_Stored records:_

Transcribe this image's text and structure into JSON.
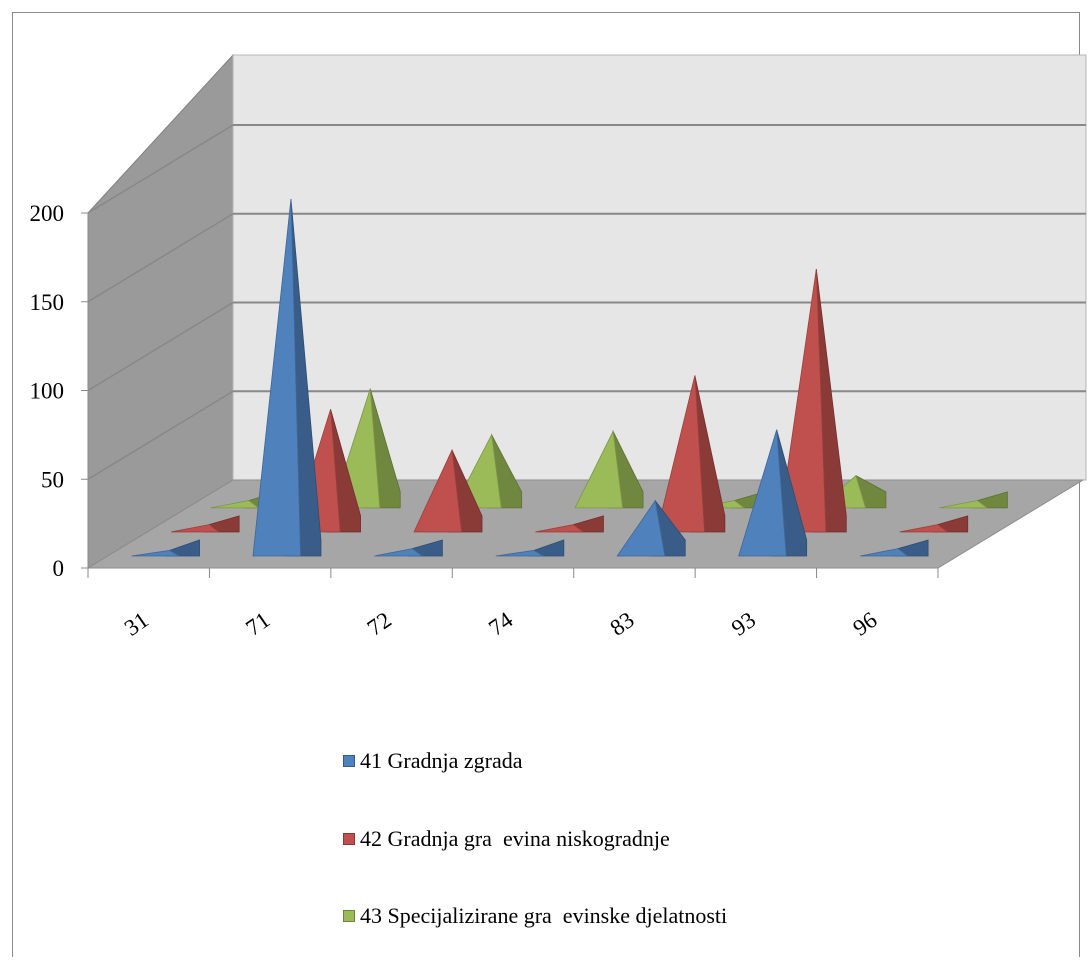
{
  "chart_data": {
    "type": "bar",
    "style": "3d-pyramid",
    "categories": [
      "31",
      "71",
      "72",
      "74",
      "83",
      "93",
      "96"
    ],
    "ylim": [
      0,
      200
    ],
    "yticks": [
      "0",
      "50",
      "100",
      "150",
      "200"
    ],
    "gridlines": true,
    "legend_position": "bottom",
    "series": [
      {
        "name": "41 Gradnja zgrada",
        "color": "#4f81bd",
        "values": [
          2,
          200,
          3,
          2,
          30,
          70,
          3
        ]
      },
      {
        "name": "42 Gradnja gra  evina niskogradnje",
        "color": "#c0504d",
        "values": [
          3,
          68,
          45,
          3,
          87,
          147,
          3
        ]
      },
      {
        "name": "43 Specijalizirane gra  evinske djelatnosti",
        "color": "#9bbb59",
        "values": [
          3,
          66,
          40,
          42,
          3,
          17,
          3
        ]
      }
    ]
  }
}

_Objective:_ Only lines with the word "name" are wanted, so copy each one from the records.

_Response below:_
        "name": "41 Gradnja zgrada",
        "name": "42 Gradnja gra  evina niskogradnje",
        "name": "43 Specijalizirane gra  evinske djelatnosti",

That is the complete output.